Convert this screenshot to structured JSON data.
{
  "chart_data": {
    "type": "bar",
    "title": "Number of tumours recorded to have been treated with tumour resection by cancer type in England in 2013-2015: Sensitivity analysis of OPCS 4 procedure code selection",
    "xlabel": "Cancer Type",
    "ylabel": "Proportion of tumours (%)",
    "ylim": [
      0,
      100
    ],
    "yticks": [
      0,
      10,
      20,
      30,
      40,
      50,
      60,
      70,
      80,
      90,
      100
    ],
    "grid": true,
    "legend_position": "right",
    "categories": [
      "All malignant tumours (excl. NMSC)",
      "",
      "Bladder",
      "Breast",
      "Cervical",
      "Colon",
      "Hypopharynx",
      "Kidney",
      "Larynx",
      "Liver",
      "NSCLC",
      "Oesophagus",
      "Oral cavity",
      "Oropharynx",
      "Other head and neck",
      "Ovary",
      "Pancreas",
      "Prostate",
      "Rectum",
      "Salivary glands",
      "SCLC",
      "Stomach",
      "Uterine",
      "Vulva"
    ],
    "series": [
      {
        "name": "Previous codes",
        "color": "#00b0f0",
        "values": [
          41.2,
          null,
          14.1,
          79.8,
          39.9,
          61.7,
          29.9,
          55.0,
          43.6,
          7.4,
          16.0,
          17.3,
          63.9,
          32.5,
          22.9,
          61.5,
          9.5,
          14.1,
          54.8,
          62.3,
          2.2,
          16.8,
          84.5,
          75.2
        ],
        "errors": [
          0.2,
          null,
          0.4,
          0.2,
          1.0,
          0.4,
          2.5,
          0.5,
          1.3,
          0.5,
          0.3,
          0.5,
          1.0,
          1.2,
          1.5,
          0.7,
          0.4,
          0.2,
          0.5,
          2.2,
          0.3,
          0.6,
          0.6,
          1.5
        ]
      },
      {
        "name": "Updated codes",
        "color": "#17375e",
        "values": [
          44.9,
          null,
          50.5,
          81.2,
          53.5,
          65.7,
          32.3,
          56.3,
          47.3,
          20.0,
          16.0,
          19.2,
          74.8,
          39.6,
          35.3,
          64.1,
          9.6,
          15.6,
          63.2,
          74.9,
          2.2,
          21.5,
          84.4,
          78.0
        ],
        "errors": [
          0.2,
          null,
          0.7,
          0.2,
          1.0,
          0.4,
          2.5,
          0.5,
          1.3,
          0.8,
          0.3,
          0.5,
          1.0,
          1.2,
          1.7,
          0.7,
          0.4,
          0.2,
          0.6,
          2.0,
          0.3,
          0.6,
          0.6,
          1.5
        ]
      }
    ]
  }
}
===============
- **YOUR INSTRUCTIONS**:
Each entry above needs to be retyped exactly.

- **CORRECT RESULT**:
Convert this screenshot to structured JSON data.
{
  "chart_data": {
    "type": "bar",
    "title": "Number of tumours recorded to have been treated with tumour resection by cancer type in England in 2013-2015: Sensitivity analysis of OPCS 4 procedure code selection",
    "xlabel": "Cancer Type",
    "ylabel": "Proportion of tumours (%)",
    "ylim": [
      0,
      100
    ],
    "yticks": [
      0,
      10,
      20,
      30,
      40,
      50,
      60,
      70,
      80,
      90,
      100
    ],
    "grid": true,
    "legend_position": "right",
    "categories": [
      "All malignant tumours (excl. NMSC)",
      "",
      "Bladder",
      "Breast",
      "Cervical",
      "Colon",
      "Hypopharynx",
      "Kidney",
      "Larynx",
      "Liver",
      "NSCLC",
      "Oesophagus",
      "Oral cavity",
      "Oropharynx",
      "Other head and neck",
      "Ovary",
      "Pancreas",
      "Prostate",
      "Rectum",
      "Salivary glands",
      "SCLC",
      "Stomach",
      "Uterine",
      "Vulva"
    ],
    "series": [
      {
        "name": "Previous codes",
        "color": "#00b0f0",
        "values": [
          41.2,
          null,
          14.1,
          79.8,
          39.9,
          61.7,
          29.9,
          55.0,
          43.6,
          7.4,
          16.0,
          17.3,
          63.9,
          32.5,
          22.9,
          61.5,
          9.5,
          14.1,
          54.8,
          62.3,
          2.2,
          16.8,
          84.5,
          75.2
        ],
        "errors": [
          0.2,
          null,
          0.4,
          0.2,
          1.0,
          0.4,
          2.5,
          0.5,
          1.3,
          0.5,
          0.3,
          0.5,
          1.0,
          1.2,
          1.5,
          0.7,
          0.4,
          0.2,
          0.5,
          2.2,
          0.3,
          0.6,
          0.6,
          1.5
        ]
      },
      {
        "name": "Updated codes",
        "color": "#17375e",
        "values": [
          44.9,
          null,
          50.5,
          81.2,
          53.5,
          65.7,
          32.3,
          56.3,
          47.3,
          20.0,
          16.0,
          19.2,
          74.8,
          39.6,
          35.3,
          64.1,
          9.6,
          15.6,
          63.2,
          74.9,
          2.2,
          21.5,
          84.4,
          78.0
        ],
        "errors": [
          0.2,
          null,
          0.7,
          0.2,
          1.0,
          0.4,
          2.5,
          0.5,
          1.3,
          0.8,
          0.3,
          0.5,
          1.0,
          1.2,
          1.7,
          0.7,
          0.4,
          0.2,
          0.6,
          2.0,
          0.3,
          0.6,
          0.6,
          1.5
        ]
      }
    ]
  }
}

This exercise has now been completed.